[Stored data entries]
* * *
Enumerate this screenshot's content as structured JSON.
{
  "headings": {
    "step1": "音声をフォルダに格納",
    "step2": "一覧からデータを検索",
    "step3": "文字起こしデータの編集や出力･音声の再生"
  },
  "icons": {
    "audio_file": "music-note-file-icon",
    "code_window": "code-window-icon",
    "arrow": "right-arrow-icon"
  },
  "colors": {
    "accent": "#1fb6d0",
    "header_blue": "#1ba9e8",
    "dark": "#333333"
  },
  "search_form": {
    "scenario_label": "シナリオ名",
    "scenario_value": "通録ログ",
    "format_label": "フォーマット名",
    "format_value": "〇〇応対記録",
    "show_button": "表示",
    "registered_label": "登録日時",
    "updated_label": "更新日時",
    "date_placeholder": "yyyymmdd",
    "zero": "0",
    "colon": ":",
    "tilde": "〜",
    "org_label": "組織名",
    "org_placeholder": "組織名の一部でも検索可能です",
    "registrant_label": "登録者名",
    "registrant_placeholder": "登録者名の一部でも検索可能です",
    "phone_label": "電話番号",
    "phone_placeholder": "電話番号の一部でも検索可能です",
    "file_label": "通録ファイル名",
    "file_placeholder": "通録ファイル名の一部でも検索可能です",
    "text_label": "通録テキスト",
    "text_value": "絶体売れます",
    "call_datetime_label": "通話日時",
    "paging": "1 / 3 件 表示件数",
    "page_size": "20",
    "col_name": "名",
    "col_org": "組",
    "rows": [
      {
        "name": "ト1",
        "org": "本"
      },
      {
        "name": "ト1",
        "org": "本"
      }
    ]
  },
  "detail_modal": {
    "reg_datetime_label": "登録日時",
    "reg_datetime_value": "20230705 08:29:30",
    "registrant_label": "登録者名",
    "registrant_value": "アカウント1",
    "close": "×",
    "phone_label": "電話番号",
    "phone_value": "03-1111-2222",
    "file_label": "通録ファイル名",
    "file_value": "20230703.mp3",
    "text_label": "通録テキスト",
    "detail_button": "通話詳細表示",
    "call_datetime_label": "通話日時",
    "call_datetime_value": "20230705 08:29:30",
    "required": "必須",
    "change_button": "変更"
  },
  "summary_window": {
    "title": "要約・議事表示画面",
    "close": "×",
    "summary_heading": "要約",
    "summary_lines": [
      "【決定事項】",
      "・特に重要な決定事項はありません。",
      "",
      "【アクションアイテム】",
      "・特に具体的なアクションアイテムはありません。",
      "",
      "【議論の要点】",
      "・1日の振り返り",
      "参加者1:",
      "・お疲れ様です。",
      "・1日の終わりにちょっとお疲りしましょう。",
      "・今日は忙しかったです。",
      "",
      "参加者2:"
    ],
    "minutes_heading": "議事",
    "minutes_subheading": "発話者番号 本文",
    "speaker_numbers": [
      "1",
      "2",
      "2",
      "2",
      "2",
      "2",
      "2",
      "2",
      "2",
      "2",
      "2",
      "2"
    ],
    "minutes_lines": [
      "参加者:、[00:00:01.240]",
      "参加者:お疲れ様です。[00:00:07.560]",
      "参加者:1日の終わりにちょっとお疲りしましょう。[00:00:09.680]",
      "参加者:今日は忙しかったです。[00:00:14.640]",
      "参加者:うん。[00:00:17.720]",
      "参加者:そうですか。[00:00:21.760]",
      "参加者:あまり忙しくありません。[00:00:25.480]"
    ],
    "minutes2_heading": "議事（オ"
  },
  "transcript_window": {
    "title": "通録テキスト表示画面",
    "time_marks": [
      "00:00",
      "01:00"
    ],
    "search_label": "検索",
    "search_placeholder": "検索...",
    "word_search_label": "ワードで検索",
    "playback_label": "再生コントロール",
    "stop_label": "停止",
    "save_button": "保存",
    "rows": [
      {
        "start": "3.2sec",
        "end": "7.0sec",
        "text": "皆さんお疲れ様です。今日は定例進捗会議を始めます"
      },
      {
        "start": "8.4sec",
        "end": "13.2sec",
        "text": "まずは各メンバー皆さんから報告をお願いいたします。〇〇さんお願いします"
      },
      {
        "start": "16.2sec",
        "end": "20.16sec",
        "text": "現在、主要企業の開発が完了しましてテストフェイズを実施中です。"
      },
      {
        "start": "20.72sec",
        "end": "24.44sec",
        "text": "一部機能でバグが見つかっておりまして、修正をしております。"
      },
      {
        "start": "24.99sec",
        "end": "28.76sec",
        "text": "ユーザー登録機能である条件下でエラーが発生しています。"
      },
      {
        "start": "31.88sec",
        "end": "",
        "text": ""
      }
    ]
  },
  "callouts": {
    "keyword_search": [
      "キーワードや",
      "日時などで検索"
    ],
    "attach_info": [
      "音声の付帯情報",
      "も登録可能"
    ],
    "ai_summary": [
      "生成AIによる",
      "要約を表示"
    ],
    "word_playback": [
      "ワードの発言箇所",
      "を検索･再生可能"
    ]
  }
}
* * *
• _Brief_:
All records above must be set down exactly, please.

• _Solution to the problem_:
Enumerate this screenshot's content as structured JSON.
{
  "headings": {
    "step1": "音声をフォルダに格納",
    "step2": "一覧からデータを検索",
    "step3": "文字起こしデータの編集や出力･音声の再生"
  },
  "icons": {
    "audio_file": "music-note-file-icon",
    "code_window": "code-window-icon",
    "arrow": "right-arrow-icon"
  },
  "colors": {
    "accent": "#1fb6d0",
    "header_blue": "#1ba9e8",
    "dark": "#333333"
  },
  "search_form": {
    "scenario_label": "シナリオ名",
    "scenario_value": "通録ログ",
    "format_label": "フォーマット名",
    "format_value": "〇〇応対記録",
    "show_button": "表示",
    "registered_label": "登録日時",
    "updated_label": "更新日時",
    "date_placeholder": "yyyymmdd",
    "zero": "0",
    "colon": ":",
    "tilde": "〜",
    "org_label": "組織名",
    "org_placeholder": "組織名の一部でも検索可能です",
    "registrant_label": "登録者名",
    "registrant_placeholder": "登録者名の一部でも検索可能です",
    "phone_label": "電話番号",
    "phone_placeholder": "電話番号の一部でも検索可能です",
    "file_label": "通録ファイル名",
    "file_placeholder": "通録ファイル名の一部でも検索可能です",
    "text_label": "通録テキスト",
    "text_value": "絶体売れます",
    "call_datetime_label": "通話日時",
    "paging": "1 / 3 件 表示件数",
    "page_size": "20",
    "col_name": "名",
    "col_org": "組",
    "rows": [
      {
        "name": "ト1",
        "org": "本"
      },
      {
        "name": "ト1",
        "org": "本"
      }
    ]
  },
  "detail_modal": {
    "reg_datetime_label": "登録日時",
    "reg_datetime_value": "20230705 08:29:30",
    "registrant_label": "登録者名",
    "registrant_value": "アカウント1",
    "close": "×",
    "phone_label": "電話番号",
    "phone_value": "03-1111-2222",
    "file_label": "通録ファイル名",
    "file_value": "20230703.mp3",
    "text_label": "通録テキスト",
    "detail_button": "通話詳細表示",
    "call_datetime_label": "通話日時",
    "call_datetime_value": "20230705 08:29:30",
    "required": "必須",
    "change_button": "変更"
  },
  "summary_window": {
    "title": "要約・議事表示画面",
    "close": "×",
    "summary_heading": "要約",
    "summary_lines": [
      "【決定事項】",
      "・特に重要な決定事項はありません。",
      "",
      "【アクションアイテム】",
      "・特に具体的なアクションアイテムはありません。",
      "",
      "【議論の要点】",
      "・1日の振り返り",
      "参加者1:",
      "・お疲れ様です。",
      "・1日の終わりにちょっとお疲りしましょう。",
      "・今日は忙しかったです。",
      "",
      "参加者2:"
    ],
    "minutes_heading": "議事",
    "minutes_subheading": "発話者番号 本文",
    "speaker_numbers": [
      "1",
      "2",
      "2",
      "2",
      "2",
      "2",
      "2",
      "2",
      "2",
      "2",
      "2",
      "2"
    ],
    "minutes_lines": [
      "参加者:、[00:00:01.240]",
      "参加者:お疲れ様です。[00:00:07.560]",
      "参加者:1日の終わりにちょっとお疲りしましょう。[00:00:09.680]",
      "参加者:今日は忙しかったです。[00:00:14.640]",
      "参加者:うん。[00:00:17.720]",
      "参加者:そうですか。[00:00:21.760]",
      "参加者:あまり忙しくありません。[00:00:25.480]"
    ],
    "minutes2_heading": "議事（オ"
  },
  "transcript_window": {
    "title": "通録テキスト表示画面",
    "time_marks": [
      "00:00",
      "01:00"
    ],
    "search_label": "検索",
    "search_placeholder": "検索...",
    "word_search_label": "ワードで検索",
    "playback_label": "再生コントロール",
    "stop_label": "停止",
    "save_button": "保存",
    "rows": [
      {
        "start": "3.2sec",
        "end": "7.0sec",
        "text": "皆さんお疲れ様です。今日は定例進捗会議を始めます"
      },
      {
        "start": "8.4sec",
        "end": "13.2sec",
        "text": "まずは各メンバー皆さんから報告をお願いいたします。〇〇さんお願いします"
      },
      {
        "start": "16.2sec",
        "end": "20.16sec",
        "text": "現在、主要企業の開発が完了しましてテストフェイズを実施中です。"
      },
      {
        "start": "20.72sec",
        "end": "24.44sec",
        "text": "一部機能でバグが見つかっておりまして、修正をしております。"
      },
      {
        "start": "24.99sec",
        "end": "28.76sec",
        "text": "ユーザー登録機能である条件下でエラーが発生しています。"
      },
      {
        "start": "31.88sec",
        "end": "",
        "text": ""
      }
    ]
  },
  "callouts": {
    "keyword_search": [
      "キーワードや",
      "日時などで検索"
    ],
    "attach_info": [
      "音声の付帯情報",
      "も登録可能"
    ],
    "ai_summary": [
      "生成AIによる",
      "要約を表示"
    ],
    "word_playback": [
      "ワードの発言箇所",
      "を検索･再生可能"
    ]
  }
}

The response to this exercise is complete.